GOAL OF THE EXERCISE
The records below must be transcribed exactly. Do not include the pictures.

Saved data entries:
########################################
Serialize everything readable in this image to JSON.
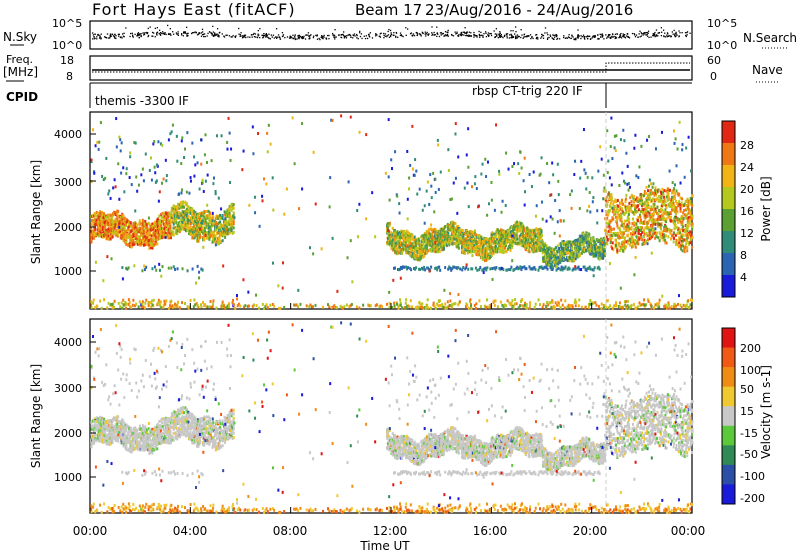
{
  "header": {
    "title": "Fort Hays East (fitACF)",
    "beam_label": "Beam 17",
    "date_range": "23/Aug/2016 - 24/Aug/2016"
  },
  "noise_panel": {
    "left_label": "N.Sky",
    "right_label": "N.Search",
    "left_ticks": [
      "10^5",
      "10^0"
    ],
    "right_ticks": [
      "10^5",
      "10^0"
    ]
  },
  "freq_panel": {
    "left_label_1": "Freq.",
    "left_label_2": "[MHz]",
    "right_label": "Nave",
    "left_ticks": [
      "18",
      "8"
    ],
    "right_ticks": [
      "60",
      "0"
    ],
    "freq_level_mhz": 10.5,
    "nave_before": 33,
    "nave_after": 45
  },
  "cpid": {
    "label": "CPID",
    "segments": [
      {
        "text": "themis -3300 IF",
        "start_hour": 0.0
      },
      {
        "text": "rbsp CT-trig 220 IF",
        "start_hour": 20.5
      }
    ]
  },
  "power_panel": {
    "ylabel": "Slant Range [km]",
    "yticks": [
      "4000",
      "3000",
      "2000",
      "1000"
    ],
    "colorbar_label": "Power [dB]",
    "colorbar_ticks": [
      "28",
      "24",
      "20",
      "16",
      "12",
      "8",
      "4"
    ],
    "colors": [
      "#1a1adb",
      "#2c64b4",
      "#2f8c78",
      "#5aa032",
      "#b4c81e",
      "#f0b414",
      "#f07814",
      "#e12814"
    ]
  },
  "velocity_panel": {
    "ylabel": "Slant Range [km]",
    "yticks": [
      "4000",
      "3000",
      "2000",
      "1000"
    ],
    "colorbar_label": "Velocity [m s-1]",
    "colorbar_ticks": [
      "200",
      "100",
      "50",
      "15",
      "-15",
      "-50",
      "-100",
      "-200"
    ],
    "colors": [
      "#1a1adb",
      "#2b4ea6",
      "#2f8a55",
      "#5cc83c",
      "#c8c8c8",
      "#f0c830",
      "#f08c14",
      "#f05a14",
      "#e11414"
    ]
  },
  "xaxis": {
    "label": "Time UT",
    "ticks": [
      "00:00",
      "04:00",
      "08:00",
      "12:00",
      "16:00",
      "20:00",
      "00:00"
    ]
  },
  "chart_data": {
    "type": "heatmap",
    "title": "Fort Hays East (fitACF)",
    "subtitle": "Beam 17 23/Aug/2016 - 24/Aug/2016",
    "xlabel": "Time UT",
    "ylabel": "Slant Range [km]",
    "xlim": [
      0,
      24
    ],
    "ylim": [
      180,
      4500
    ],
    "grid": false,
    "scatter_bands": [
      {
        "t0": 0.0,
        "t1": 3.2,
        "center_km": 1950,
        "width_km": 280,
        "power_db": 22,
        "velocity": 0
      },
      {
        "t0": 3.2,
        "t1": 5.7,
        "center_km": 2100,
        "width_km": 320,
        "power_db": 16,
        "velocity": 0
      },
      {
        "t0": 11.8,
        "t1": 18.0,
        "center_km": 1700,
        "width_km": 250,
        "power_db": 16,
        "velocity": 0
      },
      {
        "t0": 18.0,
        "t1": 20.5,
        "center_km": 1500,
        "width_km": 220,
        "power_db": 12,
        "velocity": 0
      },
      {
        "t0": 20.5,
        "t1": 24.0,
        "center_km": 2200,
        "width_km": 600,
        "power_db": 20,
        "velocity": 0
      }
    ]
  }
}
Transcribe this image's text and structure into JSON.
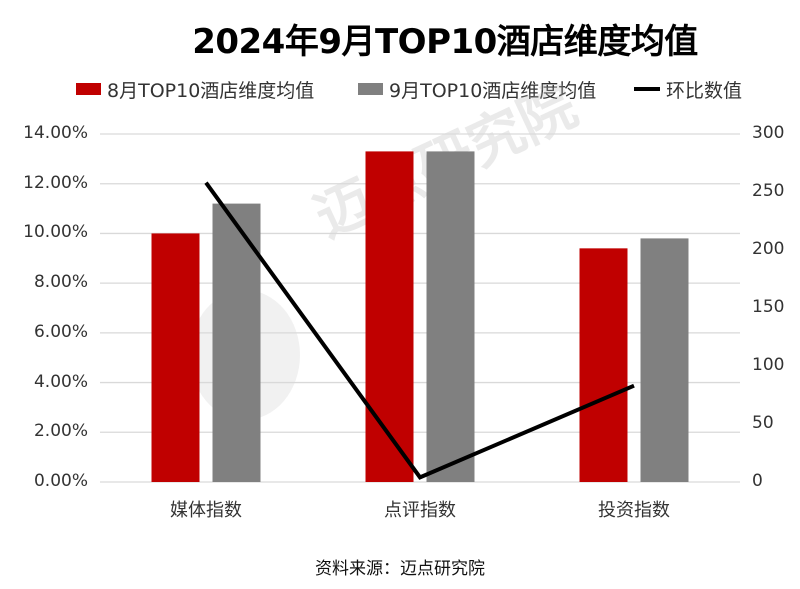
{
  "title": "2024年9月TOP10酒店维度均值",
  "legend": [
    {
      "label": "8月TOP10酒店维度均值",
      "type": "bar",
      "color": "#c00000"
    },
    {
      "label": "9月TOP10酒店维度均值",
      "type": "bar",
      "color": "#808080"
    },
    {
      "label": "环比数值",
      "type": "line",
      "color": "#000000"
    }
  ],
  "y_left_ticks": [
    "14.00%",
    "12.00%",
    "10.00%",
    "8.00%",
    "6.00%",
    "4.00%",
    "2.00%",
    "0.00%"
  ],
  "y_right_ticks": [
    "300",
    "250",
    "200",
    "150",
    "100",
    "50",
    "0"
  ],
  "categories": [
    "媒体指数",
    "点评指数",
    "投资指数"
  ],
  "source": "资料来源：迈点研究院",
  "watermark": "迈点研究院",
  "chart_data": {
    "type": "bar",
    "title": "2024年9月TOP10酒店维度均值",
    "categories": [
      "媒体指数",
      "点评指数",
      "投资指数"
    ],
    "series": [
      {
        "name": "8月TOP10酒店维度均值",
        "type": "bar",
        "axis": "left",
        "color": "#c00000",
        "values": [
          10.0,
          13.3,
          9.4
        ],
        "unit": "%"
      },
      {
        "name": "9月TOP10酒店维度均值",
        "type": "bar",
        "axis": "left",
        "color": "#808080",
        "values": [
          11.2,
          13.3,
          9.8
        ],
        "unit": "%"
      },
      {
        "name": "环比数值",
        "type": "line",
        "axis": "right",
        "color": "#000000",
        "values": [
          258,
          4,
          83
        ]
      }
    ],
    "xlabel": "",
    "ylabel": "",
    "ylim": [
      0,
      14
    ],
    "ylim_right": [
      0,
      300
    ],
    "y_left_tick_step": 2,
    "y_right_tick_step": 50,
    "grid": true,
    "legend_position": "top"
  }
}
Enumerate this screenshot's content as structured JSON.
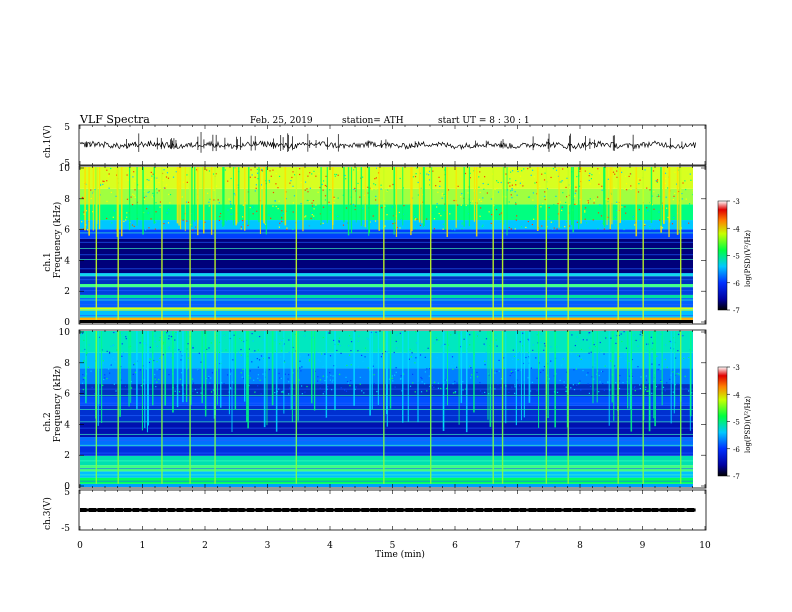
########################################
SOLUTION
Serialize everything readable in this image to JSON.
{
  "header": {
    "title": "Fort Hays East (fitACF)",
    "beam_label": "Beam 17",
    "date_range": "23/Aug/2016 - 24/Aug/2016"
  },
  "noise_panel": {
    "left_label": "N.Sky",
    "right_label": "N.Search",
    "left_ticks": [
      "10^5",
      "10^0"
    ],
    "right_ticks": [
      "10^5",
      "10^0"
    ]
  },
  "freq_panel": {
    "left_label_1": "Freq.",
    "left_label_2": "[MHz]",
    "right_label": "Nave",
    "left_ticks": [
      "18",
      "8"
    ],
    "right_ticks": [
      "60",
      "0"
    ],
    "freq_level_mhz": 10.5,
    "nave_before": 33,
    "nave_after": 45
  },
  "cpid": {
    "label": "CPID",
    "segments": [
      {
        "text": "themis -3300 IF",
        "start_hour": 0.0
      },
      {
        "text": "rbsp CT-trig 220 IF",
        "start_hour": 20.5
      }
    ]
  },
  "power_panel": {
    "ylabel": "Slant Range [km]",
    "yticks": [
      "4000",
      "3000",
      "2000",
      "1000"
    ],
    "colorbar_label": "Power [dB]",
    "colorbar_ticks": [
      "28",
      "24",
      "20",
      "16",
      "12",
      "8",
      "4"
    ],
    "colors": [
      "#1a1adb",
      "#2c64b4",
      "#2f8c78",
      "#5aa032",
      "#b4c81e",
      "#f0b414",
      "#f07814",
      "#e12814"
    ]
  },
  "velocity_panel": {
    "ylabel": "Slant Range [km]",
    "yticks": [
      "4000",
      "3000",
      "2000",
      "1000"
    ],
    "colorbar_label": "Velocity [m s-1]",
    "colorbar_ticks": [
      "200",
      "100",
      "50",
      "15",
      "-15",
      "-50",
      "-100",
      "-200"
    ],
    "colors": [
      "#1a1adb",
      "#2b4ea6",
      "#2f8a55",
      "#5cc83c",
      "#c8c8c8",
      "#f0c830",
      "#f08c14",
      "#f05a14",
      "#e11414"
    ]
  },
  "xaxis": {
    "label": "Time UT",
    "ticks": [
      "00:00",
      "04:00",
      "08:00",
      "12:00",
      "16:00",
      "20:00",
      "00:00"
    ]
  },
  "chart_data": {
    "type": "heatmap",
    "title": "Fort Hays East (fitACF)",
    "subtitle": "Beam 17 23/Aug/2016 - 24/Aug/2016",
    "xlabel": "Time UT",
    "ylabel": "Slant Range [km]",
    "xlim": [
      0,
      24
    ],
    "ylim": [
      180,
      4500
    ],
    "grid": false,
    "scatter_bands": [
      {
        "t0": 0.0,
        "t1": 3.2,
        "center_km": 1950,
        "width_km": 280,
        "power_db": 22,
        "velocity": 0
      },
      {
        "t0": 3.2,
        "t1": 5.7,
        "center_km": 2100,
        "width_km": 320,
        "power_db": 16,
        "velocity": 0
      },
      {
        "t0": 11.8,
        "t1": 18.0,
        "center_km": 1700,
        "width_km": 250,
        "power_db": 16,
        "velocity": 0
      },
      {
        "t0": 18.0,
        "t1": 20.5,
        "center_km": 1500,
        "width_km": 220,
        "power_db": 12,
        "velocity": 0
      },
      {
        "t0": 20.5,
        "t1": 24.0,
        "center_km": 2200,
        "width_km": 600,
        "power_db": 20,
        "velocity": 0
      }
    ]
  }
}
Transcribe this image's text and structure into JSON.
{
  "title": "2024年9月TOP10酒店维度均值",
  "legend": [
    {
      "label": "8月TOP10酒店维度均值",
      "type": "bar",
      "color": "#c00000"
    },
    {
      "label": "9月TOP10酒店维度均值",
      "type": "bar",
      "color": "#808080"
    },
    {
      "label": "环比数值",
      "type": "line",
      "color": "#000000"
    }
  ],
  "y_left_ticks": [
    "14.00%",
    "12.00%",
    "10.00%",
    "8.00%",
    "6.00%",
    "4.00%",
    "2.00%",
    "0.00%"
  ],
  "y_right_ticks": [
    "300",
    "250",
    "200",
    "150",
    "100",
    "50",
    "0"
  ],
  "categories": [
    "媒体指数",
    "点评指数",
    "投资指数"
  ],
  "source": "资料来源：迈点研究院",
  "watermark": "迈点研究院",
  "chart_data": {
    "type": "bar",
    "title": "2024年9月TOP10酒店维度均值",
    "categories": [
      "媒体指数",
      "点评指数",
      "投资指数"
    ],
    "series": [
      {
        "name": "8月TOP10酒店维度均值",
        "type": "bar",
        "axis": "left",
        "color": "#c00000",
        "values": [
          10.0,
          13.3,
          9.4
        ],
        "unit": "%"
      },
      {
        "name": "9月TOP10酒店维度均值",
        "type": "bar",
        "axis": "left",
        "color": "#808080",
        "values": [
          11.2,
          13.3,
          9.8
        ],
        "unit": "%"
      },
      {
        "name": "环比数值",
        "type": "line",
        "axis": "right",
        "color": "#000000",
        "values": [
          258,
          4,
          83
        ]
      }
    ],
    "xlabel": "",
    "ylabel": "",
    "ylim": [
      0,
      14
    ],
    "ylim_right": [
      0,
      300
    ],
    "y_left_tick_step": 2,
    "y_right_tick_step": 50,
    "grid": true,
    "legend_position": "top"
  }
}
Enumerate this screenshot's content as structured JSON.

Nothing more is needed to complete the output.